Problem to work on: Spot each line in the records below where the word "Gain" occurs, then copy it.
▼
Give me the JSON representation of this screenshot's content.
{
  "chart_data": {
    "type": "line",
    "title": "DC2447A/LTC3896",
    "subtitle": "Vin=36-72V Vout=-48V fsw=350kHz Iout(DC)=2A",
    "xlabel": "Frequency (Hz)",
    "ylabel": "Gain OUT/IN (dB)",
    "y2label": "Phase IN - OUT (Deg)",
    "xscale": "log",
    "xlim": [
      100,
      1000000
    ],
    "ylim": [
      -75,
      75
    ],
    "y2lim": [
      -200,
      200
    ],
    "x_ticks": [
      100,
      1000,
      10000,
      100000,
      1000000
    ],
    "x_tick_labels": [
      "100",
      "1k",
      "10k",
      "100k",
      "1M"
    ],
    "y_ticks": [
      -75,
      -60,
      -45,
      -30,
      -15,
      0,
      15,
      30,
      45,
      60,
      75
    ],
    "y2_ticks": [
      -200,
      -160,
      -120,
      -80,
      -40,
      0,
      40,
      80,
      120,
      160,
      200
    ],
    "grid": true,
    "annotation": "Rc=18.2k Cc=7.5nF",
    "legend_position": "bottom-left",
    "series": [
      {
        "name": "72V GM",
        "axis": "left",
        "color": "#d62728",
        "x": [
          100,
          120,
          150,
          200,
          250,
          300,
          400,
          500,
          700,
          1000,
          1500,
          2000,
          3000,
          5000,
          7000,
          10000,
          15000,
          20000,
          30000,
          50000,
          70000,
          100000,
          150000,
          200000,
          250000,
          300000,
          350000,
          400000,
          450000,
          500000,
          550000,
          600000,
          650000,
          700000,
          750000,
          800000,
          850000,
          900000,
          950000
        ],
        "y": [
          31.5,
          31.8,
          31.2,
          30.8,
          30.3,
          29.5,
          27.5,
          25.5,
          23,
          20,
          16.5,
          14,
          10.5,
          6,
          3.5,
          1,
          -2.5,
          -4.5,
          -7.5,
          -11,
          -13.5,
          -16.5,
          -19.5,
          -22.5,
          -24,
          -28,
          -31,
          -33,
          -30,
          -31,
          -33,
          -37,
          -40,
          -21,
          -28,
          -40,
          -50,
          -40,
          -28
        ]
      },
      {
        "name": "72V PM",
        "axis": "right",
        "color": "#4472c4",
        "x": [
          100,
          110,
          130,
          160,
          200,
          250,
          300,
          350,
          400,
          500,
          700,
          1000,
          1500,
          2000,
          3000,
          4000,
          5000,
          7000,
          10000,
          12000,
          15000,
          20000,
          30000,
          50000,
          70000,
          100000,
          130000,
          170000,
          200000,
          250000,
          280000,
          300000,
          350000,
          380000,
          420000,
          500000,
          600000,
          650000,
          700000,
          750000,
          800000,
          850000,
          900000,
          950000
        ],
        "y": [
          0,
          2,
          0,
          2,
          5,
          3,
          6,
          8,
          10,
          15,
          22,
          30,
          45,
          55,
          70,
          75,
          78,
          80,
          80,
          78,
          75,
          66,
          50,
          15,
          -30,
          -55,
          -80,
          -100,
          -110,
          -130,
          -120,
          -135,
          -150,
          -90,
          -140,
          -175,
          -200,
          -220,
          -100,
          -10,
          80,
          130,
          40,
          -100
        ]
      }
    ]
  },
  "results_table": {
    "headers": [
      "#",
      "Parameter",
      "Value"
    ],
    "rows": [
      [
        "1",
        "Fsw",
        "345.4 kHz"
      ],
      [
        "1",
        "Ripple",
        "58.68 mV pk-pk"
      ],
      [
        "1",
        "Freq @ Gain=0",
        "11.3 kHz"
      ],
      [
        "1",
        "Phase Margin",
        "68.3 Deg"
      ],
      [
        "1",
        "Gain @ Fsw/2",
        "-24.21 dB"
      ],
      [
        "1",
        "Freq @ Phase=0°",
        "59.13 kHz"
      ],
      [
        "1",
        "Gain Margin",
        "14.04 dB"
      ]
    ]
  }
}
▲
Final result:
    "ylabel": "Gain OUT/IN (dB)",
        "Freq @ Gain=0",
        "Gain @ Fsw/2",
        "Gain Margin",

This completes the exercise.